Lines containing the string "Openshaw" are to be counted. Write only how many there are.

**SUPPLIED DATA**.
━━━━━━━━━━━━━━━━━━━━

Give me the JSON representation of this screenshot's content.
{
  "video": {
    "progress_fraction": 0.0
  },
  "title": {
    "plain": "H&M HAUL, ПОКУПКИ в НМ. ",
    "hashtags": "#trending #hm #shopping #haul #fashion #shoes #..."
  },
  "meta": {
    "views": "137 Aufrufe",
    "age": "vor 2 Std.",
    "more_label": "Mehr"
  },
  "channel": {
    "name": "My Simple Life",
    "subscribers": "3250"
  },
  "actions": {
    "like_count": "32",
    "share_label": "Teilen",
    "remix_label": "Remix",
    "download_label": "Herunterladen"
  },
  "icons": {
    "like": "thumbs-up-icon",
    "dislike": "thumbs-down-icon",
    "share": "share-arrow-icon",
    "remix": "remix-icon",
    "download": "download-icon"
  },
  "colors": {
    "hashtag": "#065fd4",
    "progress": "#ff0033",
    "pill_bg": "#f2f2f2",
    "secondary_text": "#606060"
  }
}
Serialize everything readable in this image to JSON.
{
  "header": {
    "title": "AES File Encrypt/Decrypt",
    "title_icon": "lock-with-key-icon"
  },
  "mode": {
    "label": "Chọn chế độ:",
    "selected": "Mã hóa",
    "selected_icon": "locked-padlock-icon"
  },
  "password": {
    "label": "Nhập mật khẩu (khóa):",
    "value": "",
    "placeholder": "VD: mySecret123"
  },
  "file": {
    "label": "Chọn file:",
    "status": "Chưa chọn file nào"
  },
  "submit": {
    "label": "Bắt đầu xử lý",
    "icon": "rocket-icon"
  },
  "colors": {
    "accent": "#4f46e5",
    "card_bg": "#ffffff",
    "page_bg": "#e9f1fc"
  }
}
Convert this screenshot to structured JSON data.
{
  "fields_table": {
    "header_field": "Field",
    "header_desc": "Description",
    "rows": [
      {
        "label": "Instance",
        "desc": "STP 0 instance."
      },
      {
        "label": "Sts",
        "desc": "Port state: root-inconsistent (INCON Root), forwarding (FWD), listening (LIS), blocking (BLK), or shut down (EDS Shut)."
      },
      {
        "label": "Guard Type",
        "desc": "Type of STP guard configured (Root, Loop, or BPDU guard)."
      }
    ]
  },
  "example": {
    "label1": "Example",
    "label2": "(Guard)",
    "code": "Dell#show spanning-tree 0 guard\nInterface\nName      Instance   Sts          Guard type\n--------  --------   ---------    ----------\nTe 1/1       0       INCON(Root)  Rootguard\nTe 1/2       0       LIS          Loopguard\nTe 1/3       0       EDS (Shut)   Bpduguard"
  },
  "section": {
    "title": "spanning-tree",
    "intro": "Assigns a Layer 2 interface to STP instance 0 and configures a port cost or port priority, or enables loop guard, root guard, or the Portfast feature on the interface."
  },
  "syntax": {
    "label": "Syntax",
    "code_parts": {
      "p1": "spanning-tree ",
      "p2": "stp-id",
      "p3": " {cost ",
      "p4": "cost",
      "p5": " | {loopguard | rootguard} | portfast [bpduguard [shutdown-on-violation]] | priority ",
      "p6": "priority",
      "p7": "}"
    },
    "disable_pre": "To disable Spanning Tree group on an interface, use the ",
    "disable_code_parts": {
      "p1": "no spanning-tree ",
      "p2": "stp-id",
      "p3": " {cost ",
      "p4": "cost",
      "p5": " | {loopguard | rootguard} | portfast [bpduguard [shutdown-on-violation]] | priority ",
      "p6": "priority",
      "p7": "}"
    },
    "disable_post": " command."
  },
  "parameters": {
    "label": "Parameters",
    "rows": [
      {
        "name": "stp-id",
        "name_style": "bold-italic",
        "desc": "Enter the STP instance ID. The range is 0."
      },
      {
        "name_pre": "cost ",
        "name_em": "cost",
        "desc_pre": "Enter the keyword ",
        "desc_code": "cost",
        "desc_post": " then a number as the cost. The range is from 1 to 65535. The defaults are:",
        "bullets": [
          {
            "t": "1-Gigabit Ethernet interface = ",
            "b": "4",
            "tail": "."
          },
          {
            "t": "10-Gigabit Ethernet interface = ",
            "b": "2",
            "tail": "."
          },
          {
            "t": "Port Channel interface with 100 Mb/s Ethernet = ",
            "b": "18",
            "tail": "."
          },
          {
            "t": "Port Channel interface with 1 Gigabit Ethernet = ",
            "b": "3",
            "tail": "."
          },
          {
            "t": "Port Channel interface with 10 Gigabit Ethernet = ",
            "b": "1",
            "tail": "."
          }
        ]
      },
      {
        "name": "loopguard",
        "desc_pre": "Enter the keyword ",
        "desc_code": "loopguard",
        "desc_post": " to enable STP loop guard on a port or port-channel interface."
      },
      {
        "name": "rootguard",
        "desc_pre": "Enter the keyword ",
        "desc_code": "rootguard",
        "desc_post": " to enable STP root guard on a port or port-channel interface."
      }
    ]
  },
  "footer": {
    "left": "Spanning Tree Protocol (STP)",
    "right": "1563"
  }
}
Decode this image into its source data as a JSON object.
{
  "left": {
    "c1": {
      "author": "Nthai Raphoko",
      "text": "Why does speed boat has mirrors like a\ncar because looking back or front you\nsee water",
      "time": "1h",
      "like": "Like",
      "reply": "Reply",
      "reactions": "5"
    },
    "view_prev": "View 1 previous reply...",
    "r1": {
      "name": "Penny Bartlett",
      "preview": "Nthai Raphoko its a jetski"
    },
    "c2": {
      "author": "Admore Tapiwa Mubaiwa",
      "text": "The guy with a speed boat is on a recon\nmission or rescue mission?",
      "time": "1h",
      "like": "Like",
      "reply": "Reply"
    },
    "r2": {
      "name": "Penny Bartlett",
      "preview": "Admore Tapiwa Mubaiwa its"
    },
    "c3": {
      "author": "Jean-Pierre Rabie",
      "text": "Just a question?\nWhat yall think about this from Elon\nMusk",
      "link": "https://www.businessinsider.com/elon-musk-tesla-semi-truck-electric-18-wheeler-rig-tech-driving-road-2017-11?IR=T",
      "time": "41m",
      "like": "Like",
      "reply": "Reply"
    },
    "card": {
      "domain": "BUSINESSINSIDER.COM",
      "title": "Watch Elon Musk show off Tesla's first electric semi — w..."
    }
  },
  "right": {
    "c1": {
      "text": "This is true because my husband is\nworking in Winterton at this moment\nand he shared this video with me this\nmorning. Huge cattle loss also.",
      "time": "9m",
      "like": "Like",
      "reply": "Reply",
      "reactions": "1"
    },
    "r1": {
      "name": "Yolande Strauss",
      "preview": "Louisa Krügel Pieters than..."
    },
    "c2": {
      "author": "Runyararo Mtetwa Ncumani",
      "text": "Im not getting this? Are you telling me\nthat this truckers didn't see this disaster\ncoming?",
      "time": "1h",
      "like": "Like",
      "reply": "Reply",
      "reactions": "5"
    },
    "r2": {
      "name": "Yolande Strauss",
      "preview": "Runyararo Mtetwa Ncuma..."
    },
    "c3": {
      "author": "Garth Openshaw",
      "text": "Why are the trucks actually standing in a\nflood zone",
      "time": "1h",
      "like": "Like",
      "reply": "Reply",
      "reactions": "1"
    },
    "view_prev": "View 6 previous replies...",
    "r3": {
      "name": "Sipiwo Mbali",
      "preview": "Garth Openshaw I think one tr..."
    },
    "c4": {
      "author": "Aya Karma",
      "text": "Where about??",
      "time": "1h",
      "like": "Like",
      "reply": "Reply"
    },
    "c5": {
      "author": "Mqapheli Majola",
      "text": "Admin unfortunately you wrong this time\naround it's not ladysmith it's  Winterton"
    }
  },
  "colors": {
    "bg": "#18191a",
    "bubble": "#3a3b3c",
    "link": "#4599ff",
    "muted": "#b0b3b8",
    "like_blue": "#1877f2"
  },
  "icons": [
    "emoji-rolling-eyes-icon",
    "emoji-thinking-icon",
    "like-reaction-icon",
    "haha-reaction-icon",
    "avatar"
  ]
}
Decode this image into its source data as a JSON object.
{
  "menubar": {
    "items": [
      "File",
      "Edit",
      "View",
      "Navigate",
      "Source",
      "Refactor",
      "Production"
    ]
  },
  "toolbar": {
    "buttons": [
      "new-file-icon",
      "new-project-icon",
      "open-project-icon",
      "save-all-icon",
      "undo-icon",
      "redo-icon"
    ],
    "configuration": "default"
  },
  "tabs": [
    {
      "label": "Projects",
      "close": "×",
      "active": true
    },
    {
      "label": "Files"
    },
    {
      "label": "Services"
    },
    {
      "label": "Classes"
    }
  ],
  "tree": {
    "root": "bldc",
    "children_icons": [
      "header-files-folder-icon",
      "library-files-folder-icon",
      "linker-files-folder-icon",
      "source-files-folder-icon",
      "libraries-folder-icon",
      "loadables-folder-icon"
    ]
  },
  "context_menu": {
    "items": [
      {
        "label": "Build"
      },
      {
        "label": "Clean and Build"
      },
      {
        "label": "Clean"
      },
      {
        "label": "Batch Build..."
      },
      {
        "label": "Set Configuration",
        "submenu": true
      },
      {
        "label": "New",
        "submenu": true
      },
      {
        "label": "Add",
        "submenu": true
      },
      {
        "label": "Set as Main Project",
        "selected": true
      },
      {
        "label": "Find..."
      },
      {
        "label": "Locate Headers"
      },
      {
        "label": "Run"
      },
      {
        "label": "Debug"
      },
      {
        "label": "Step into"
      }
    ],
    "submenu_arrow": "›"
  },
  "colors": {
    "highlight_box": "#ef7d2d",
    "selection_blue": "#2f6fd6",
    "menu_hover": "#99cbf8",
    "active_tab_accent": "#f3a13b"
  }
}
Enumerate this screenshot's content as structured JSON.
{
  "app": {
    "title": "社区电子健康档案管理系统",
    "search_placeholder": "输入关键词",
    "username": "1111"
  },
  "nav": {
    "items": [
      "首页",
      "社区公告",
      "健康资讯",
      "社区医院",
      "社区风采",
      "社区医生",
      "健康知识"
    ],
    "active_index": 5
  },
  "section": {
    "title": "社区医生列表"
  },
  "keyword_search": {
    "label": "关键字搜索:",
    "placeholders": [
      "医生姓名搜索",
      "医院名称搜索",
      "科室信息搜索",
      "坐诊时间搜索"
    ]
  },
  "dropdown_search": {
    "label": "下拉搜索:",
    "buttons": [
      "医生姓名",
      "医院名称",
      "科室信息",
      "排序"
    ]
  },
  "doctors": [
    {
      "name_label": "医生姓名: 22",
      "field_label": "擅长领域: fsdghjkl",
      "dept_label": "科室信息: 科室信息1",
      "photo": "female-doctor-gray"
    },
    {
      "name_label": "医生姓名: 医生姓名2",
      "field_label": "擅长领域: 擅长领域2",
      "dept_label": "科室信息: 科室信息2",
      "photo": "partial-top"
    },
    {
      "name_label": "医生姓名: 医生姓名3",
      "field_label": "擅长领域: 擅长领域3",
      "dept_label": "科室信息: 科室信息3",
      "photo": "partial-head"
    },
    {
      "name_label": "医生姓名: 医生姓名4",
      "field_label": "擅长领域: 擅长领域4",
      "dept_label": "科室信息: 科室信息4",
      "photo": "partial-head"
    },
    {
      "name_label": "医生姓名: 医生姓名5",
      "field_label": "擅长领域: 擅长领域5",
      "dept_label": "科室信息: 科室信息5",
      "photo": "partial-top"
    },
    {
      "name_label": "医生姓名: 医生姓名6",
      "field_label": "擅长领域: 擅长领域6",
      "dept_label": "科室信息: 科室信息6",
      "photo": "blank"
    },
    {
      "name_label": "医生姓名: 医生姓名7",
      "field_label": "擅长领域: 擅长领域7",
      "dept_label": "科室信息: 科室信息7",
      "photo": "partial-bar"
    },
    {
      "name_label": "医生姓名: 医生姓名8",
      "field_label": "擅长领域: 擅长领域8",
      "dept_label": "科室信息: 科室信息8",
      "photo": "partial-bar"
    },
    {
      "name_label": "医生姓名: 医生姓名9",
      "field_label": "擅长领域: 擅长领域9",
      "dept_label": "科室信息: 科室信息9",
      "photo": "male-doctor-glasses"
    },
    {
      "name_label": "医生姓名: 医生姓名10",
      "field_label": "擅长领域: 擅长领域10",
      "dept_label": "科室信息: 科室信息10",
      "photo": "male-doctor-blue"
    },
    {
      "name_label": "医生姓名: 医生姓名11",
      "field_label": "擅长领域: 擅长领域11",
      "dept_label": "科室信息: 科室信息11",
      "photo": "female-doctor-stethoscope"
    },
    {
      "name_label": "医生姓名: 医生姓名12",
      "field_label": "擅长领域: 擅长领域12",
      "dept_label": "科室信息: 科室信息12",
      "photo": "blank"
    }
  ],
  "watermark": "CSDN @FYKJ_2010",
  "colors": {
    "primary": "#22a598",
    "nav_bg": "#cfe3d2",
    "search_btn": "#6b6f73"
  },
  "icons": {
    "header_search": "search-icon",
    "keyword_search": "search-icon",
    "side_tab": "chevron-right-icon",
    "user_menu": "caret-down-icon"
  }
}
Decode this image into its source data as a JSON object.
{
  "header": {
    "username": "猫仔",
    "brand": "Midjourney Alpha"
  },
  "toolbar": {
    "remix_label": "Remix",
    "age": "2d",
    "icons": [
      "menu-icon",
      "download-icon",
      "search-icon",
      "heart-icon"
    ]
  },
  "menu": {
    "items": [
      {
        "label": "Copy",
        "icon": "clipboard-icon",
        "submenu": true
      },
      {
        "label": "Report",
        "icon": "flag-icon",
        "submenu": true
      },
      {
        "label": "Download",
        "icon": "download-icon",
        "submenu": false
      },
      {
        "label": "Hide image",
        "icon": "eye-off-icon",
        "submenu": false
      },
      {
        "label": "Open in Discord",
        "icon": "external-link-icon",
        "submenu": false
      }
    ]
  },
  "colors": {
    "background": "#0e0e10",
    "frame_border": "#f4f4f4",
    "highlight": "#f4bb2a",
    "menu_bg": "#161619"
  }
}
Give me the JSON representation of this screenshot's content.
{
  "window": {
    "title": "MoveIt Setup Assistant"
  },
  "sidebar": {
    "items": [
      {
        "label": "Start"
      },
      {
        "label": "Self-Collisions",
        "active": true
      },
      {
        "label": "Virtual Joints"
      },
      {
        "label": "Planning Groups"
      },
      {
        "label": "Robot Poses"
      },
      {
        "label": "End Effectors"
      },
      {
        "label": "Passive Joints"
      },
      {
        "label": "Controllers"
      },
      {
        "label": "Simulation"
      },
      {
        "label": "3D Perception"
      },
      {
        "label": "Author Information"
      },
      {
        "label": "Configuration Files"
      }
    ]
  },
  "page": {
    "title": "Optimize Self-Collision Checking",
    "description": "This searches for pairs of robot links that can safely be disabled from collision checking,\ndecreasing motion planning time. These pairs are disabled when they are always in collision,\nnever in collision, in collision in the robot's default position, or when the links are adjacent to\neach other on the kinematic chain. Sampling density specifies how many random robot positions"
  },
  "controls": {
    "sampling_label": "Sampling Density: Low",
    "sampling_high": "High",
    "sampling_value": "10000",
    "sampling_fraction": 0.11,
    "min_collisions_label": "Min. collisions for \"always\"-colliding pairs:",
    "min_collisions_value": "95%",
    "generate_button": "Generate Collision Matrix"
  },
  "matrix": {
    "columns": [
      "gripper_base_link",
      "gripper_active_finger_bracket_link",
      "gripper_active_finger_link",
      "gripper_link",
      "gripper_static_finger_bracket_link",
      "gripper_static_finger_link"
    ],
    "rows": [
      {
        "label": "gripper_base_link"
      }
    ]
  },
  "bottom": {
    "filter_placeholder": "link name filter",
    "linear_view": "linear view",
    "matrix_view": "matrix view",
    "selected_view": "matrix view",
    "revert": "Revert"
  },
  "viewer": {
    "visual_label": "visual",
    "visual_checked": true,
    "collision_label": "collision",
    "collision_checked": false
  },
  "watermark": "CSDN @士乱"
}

━━━━━━━━━━━━━━━━━━━━

**WORKED ANSWER**. 2